(Set task) All of the material should be reproduced exactly, with pictures left out.

(Supplied records)
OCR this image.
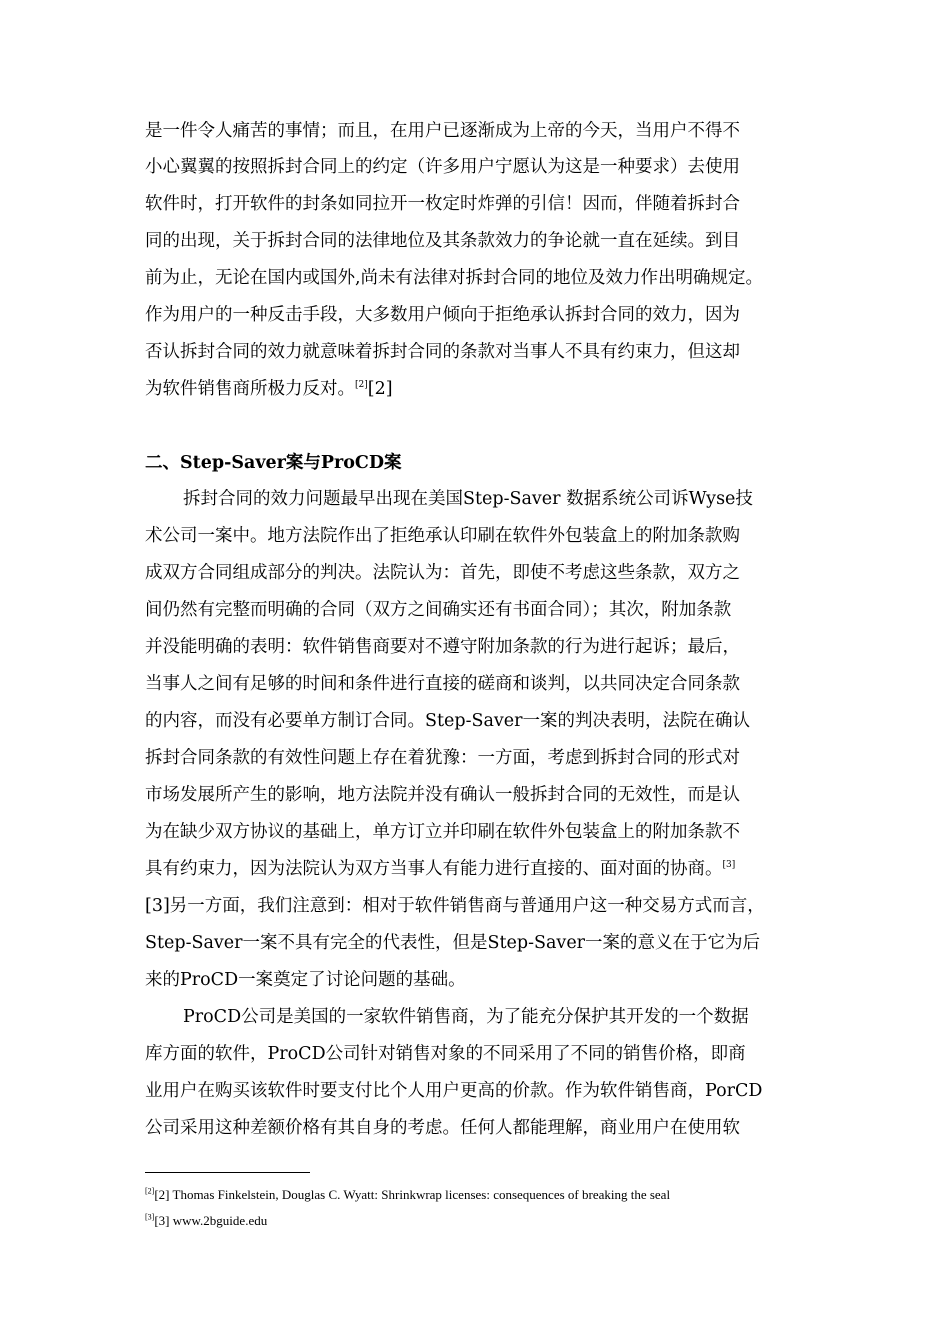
是一件令人痛苦的事情；而且，在用户已逐渐成为上帝的今天，当用户不得不
小心翼翼的按照拆封合同上的约定（许多用户宁愿认为这是一种要求）去使用
软件时，打开软件的封条如同拉开一枚定时炸弹的引信！因而，伴随着拆封合
同的出现，关于拆封合同的法律地位及其条款效力的争论就一直在延续。到目
前为止，无论在国内或国外,尚未有法律对拆封合同的地位及效力作出明确规定。
作为用户的一种反击手段，大多数用户倾向于拒绝承认拆封合同的效力，因为
否认拆封合同的效力就意味着拆封合同的条款对当事人不具有约束力，但这却
为软件销售商所极力反对。[2][2]
二、Step-Saver案与ProCD案
拆封合同的效力问题最早出现在美国Step-Saver 数据系统公司诉Wyse技
术公司一案中。地方法院作出了拒绝承认印刷在软件外包装盒上的附加条款购
成双方合同组成部分的判决。法院认为：首先，即使不考虑这些条款，双方之
间仍然有完整而明确的合同（双方之间确实还有书面合同）；其次，附加条款
并没能明确的表明：软件销售商要对不遵守附加条款的行为进行起诉；最后，
当事人之间有足够的时间和条件进行直接的磋商和谈判，以共同决定合同条款
的内容，而没有必要单方制订合同。Step-Saver一案的判决表明，法院在确认
拆封合同条款的有效性问题上存在着犹豫：一方面，考虑到拆封合同的形式对
市场发展所产生的影响，地方法院并没有确认一般拆封合同的无效性，而是认
为在缺少双方协议的基础上，单方订立并印刷在软件外包装盒上的附加条款不
具有约束力，因为法院认为双方当事人有能力进行直接的、面对面的协商。[3]
[3]另一方面，我们注意到：相对于软件销售商与普通用户这一种交易方式而言，
Step-Saver一案不具有完全的代表性，但是Step-Saver一案的意义在于它为后
来的ProCD一案奠定了讨论问题的基础。
ProCD公司是美国的一家软件销售商，为了能充分保护其开发的一个数据
库方面的软件，ProCD公司针对销售对象的不同采用了不同的销售价格，即商
业用户在购买该软件时要支付比个人用户更高的价款。作为软件销售商，PorCD
公司采用这种差额价格有其自身的考虑。任何人都能理解，商业用户在使用软
[2][2] Thomas Finkelstein, Douglas C. Wyatt: Shrinkwrap licenses: consequences of breaking the seal
[3][3] www.2bguide.edu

(Worked solution)
OCR this image.
是一件令人痛苦的事情；而且，在用户已逐渐成为上帝的今天，当用户不得不
小心翼翼的按照拆封合同上的约定（许多用户宁愿认为这是一种要求）去使用
软件时，打开软件的封条如同拉开一枚定时炸弹的引信！因而，伴随着拆封合
同的出现，关于拆封合同的法律地位及其条款效力的争论就一直在延续。到目
前为止，无论在国内或国外,尚未有法律对拆封合同的地位及效力作出明确规定。
作为用户的一种反击手段，大多数用户倾向于拒绝承认拆封合同的效力，因为
否认拆封合同的效力就意味着拆封合同的条款对当事人不具有约束力，但这却
为软件销售商所极力反对。[2][2]
二、Step-Saver案与ProCD案
拆封合同的效力问题最早出现在美国Step-Saver 数据系统公司诉Wyse技
术公司一案中。地方法院作出了拒绝承认印刷在软件外包装盒上的附加条款购
成双方合同组成部分的判决。法院认为：首先，即使不考虑这些条款，双方之
间仍然有完整而明确的合同（双方之间确实还有书面合同）；其次，附加条款
并没能明确的表明：软件销售商要对不遵守附加条款的行为进行起诉；最后，
当事人之间有足够的时间和条件进行直接的磋商和谈判，以共同决定合同条款
的内容，而没有必要单方制订合同。Step-Saver一案的判决表明，法院在确认
拆封合同条款的有效性问题上存在着犹豫：一方面，考虑到拆封合同的形式对
市场发展所产生的影响，地方法院并没有确认一般拆封合同的无效性，而是认
为在缺少双方协议的基础上，单方订立并印刷在软件外包装盒上的附加条款不
具有约束力，因为法院认为双方当事人有能力进行直接的、面对面的协商。[3]
[3]另一方面，我们注意到：相对于软件销售商与普通用户这一种交易方式而言，
Step-Saver一案不具有完全的代表性，但是Step-Saver一案的意义在于它为后
来的ProCD一案奠定了讨论问题的基础。
ProCD公司是美国的一家软件销售商，为了能充分保护其开发的一个数据
库方面的软件，ProCD公司针对销售对象的不同采用了不同的销售价格，即商
业用户在购买该软件时要支付比个人用户更高的价款。作为软件销售商，PorCD
公司采用这种差额价格有其自身的考虑。任何人都能理解，商业用户在使用软
[2][2] Thomas Finkelstein, Douglas C. Wyatt: Shrinkwrap licenses: consequences of breaking the seal
[3][3] www.2bguide.edu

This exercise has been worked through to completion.